--- start Source passage ---

Let's consider following example:

In [16]:
large_matrix = np.random.rand(2, 1024, 1024, 1024//8) # approx. 2 GB
size_in_bytes = sys.getsizeof(large_matrix)

print(f"large_matrix has: {size_in_bytes/1024/1024/1024:.2f} GB")

large_matrix has: 2.00 GB


Add an object to the object store using `ray.put()`

In [17]:
obj_ref = ray.put(large_matrix)
obj_ref

ObjectRef(00ffffffffffffffffffffffffffffffffffffff0500000001e1f505)

Use the `ray.get()` method to fetch the result of a remote object from an object ref

In [18]:
large_mat_from_object_store = ray.get(obj_ref)

While the contents are the same, the object store contains a copy of the array which is not the same memory location. 

In [19]:
np.array_equal(large_mat_from_object_store, large_matrix)

True

Array in store is in shared memory whereas array in notebook is local to the notebook process.

--- end Source passage ---

Set tasks
1) According to the Ray object store passage, which method fetches the result of a remote object from an object ref?
2) For each statement, say whether it agrees with the Ray object store passage, and quote the words that decide it. (a) The array created in the example takes up about 2 GB. (b) The object store keeps the array at the same memory location as the original. (c) The array in the store is local to the notebook process.
3) Extend the Ray object store passage by writing what comes after its final sentence.
None of the lines is needed for this work.

--- start Material provided ---

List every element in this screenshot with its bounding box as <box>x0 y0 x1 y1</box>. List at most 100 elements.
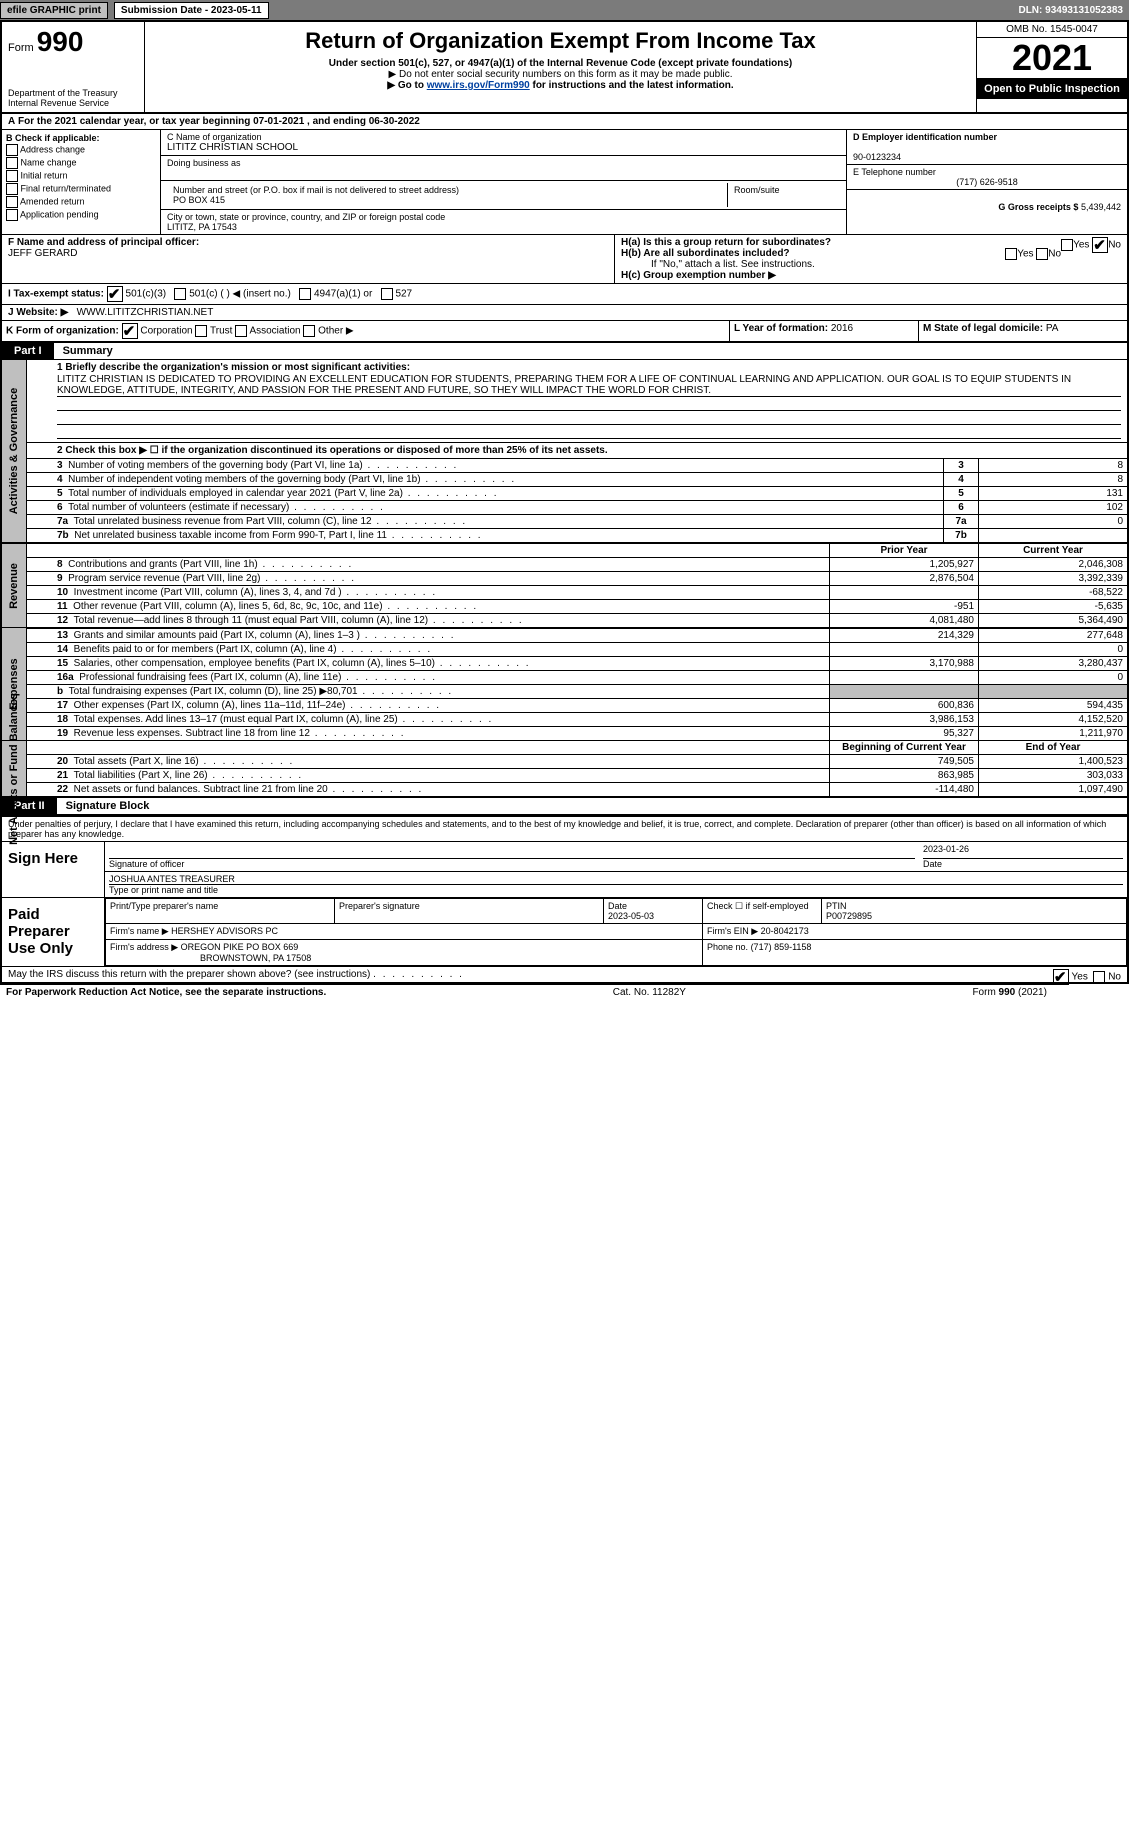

--- end Material provided ---

Exercise responses
1) The `ray.get()` method.

2)
(a) Yes: "large_matrix has: 2.00 GB"
(b) No: "the object store contains a copy of the array which is not the same memory location."
(c) No: "Array in store is in shared memory whereas array in notebook is local to the notebook process."

3)
In [20]:
id(large_mat_from_object_store), id(large_matrix)

(137589151124144, 137589150762448)

In [21]:
large_mat_from_object_store is large_matrix

False

### 6.1 Pattern: Pass large objects **by reference**

Ray distinguishes between a **value** and an **Object Ref** when you pass arguments to remote functions:

* **Value** → Ray serializes the data and writes a fresh copy to the object store for every call.
* **Object Ref** → Ray forwards only a lightweight ID; the worker fetches the data once and reuses it.

Upload big, read‑only objects once, then circulate their `ObjectRef` to every consumer task. This avoids repeated serialization, network traffic, and object‑store pressure.

Pass by value only for small literals (< 100 KiB); otherwise, pass by reference.


In [22]:
large_ref = ray.put(np.random.rand(1000, 1000))  # Approx. 8 MB -> place in object store


@ray.remote
def compute_sum(x):
    return int(x.sum())


# all tasks use same ObjectRef minimizing copies (memory efficient)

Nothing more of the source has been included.